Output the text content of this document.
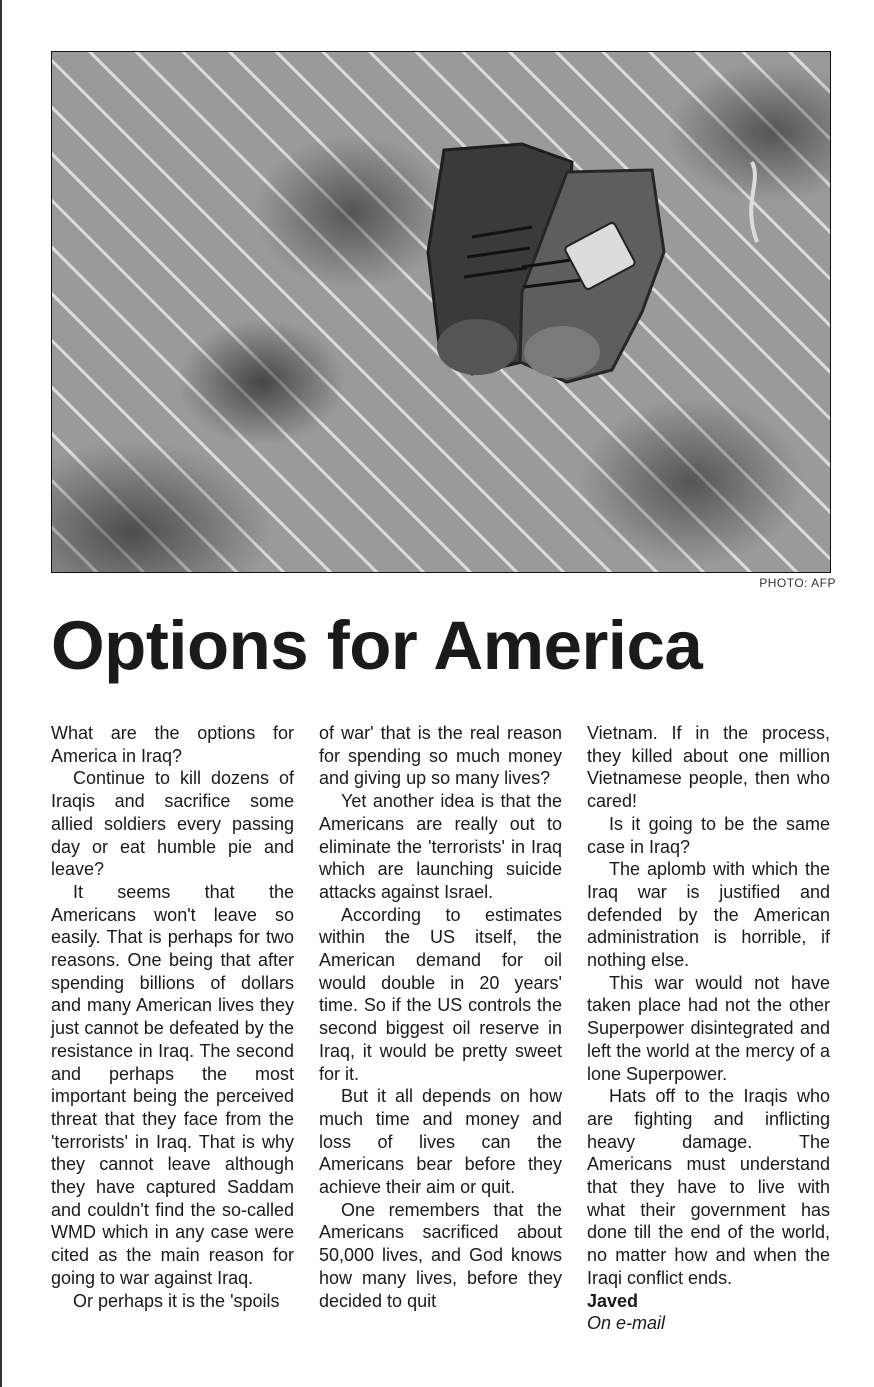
PHOTO: AFP
Options for America

What are the options for America in Iraq?

Continue to kill dozens of Iraqis and sacrifice some allied soldiers every passing day or eat humble pie and leave?

It seems that the Americans won't leave so easily. That is perhaps for two reasons. One being that after spending billions of dollars and many American lives they just cannot be defeated by the resistance in Iraq. The second and perhaps the most important being the perceived threat that they face from the 'terrorists' in Iraq. That is why they cannot leave although they have captured Saddam and couldn't find the so-called WMD which in any case were cited as the main reason for going to war against Iraq.

Or perhaps it is the 'spoils

of war' that is the real reason for spending so much money and giving up so many lives?

Yet another idea is that the Americans are really out to eliminate the 'terrorists' in Iraq which are launching suicide attacks against Israel.

According to estimates within the US itself, the American demand for oil would double in 20 years' time. So if the US controls the second biggest oil reserve in Iraq, it would be pretty sweet for it.

But it all depends on how much time and money and loss of lives can the Americans bear before they achieve their aim or quit.

One remembers that the Americans sacrificed about 50,000 lives, and God knows how many lives, before they decided to quit

Vietnam. If in the process, they killed about one million Vietnamese people, then who cared!

Is it going to be the same case in Iraq?

The aplomb with which the Iraq war is justified and defended by the American administration is horrible, if nothing else.

This war would not have taken place had not the other Superpower disintegrated and left the world at the mercy of a lone Superpower.

Hats off to the Iraqis who are fighting and inflicting heavy damage. The Americans must understand that they have to live with what their government has done till the end of the world, no matter how and when the Iraqi conflict ends.

Javed

On e-mail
---
Select all lines with the word "about" from the entries above.

One remembers that the Americans sacrificed about 50,000 lives, and God knows how many lives, before they decided to quit
Vietnam. If in the process, they killed about one million Vietnamese people, then who cared!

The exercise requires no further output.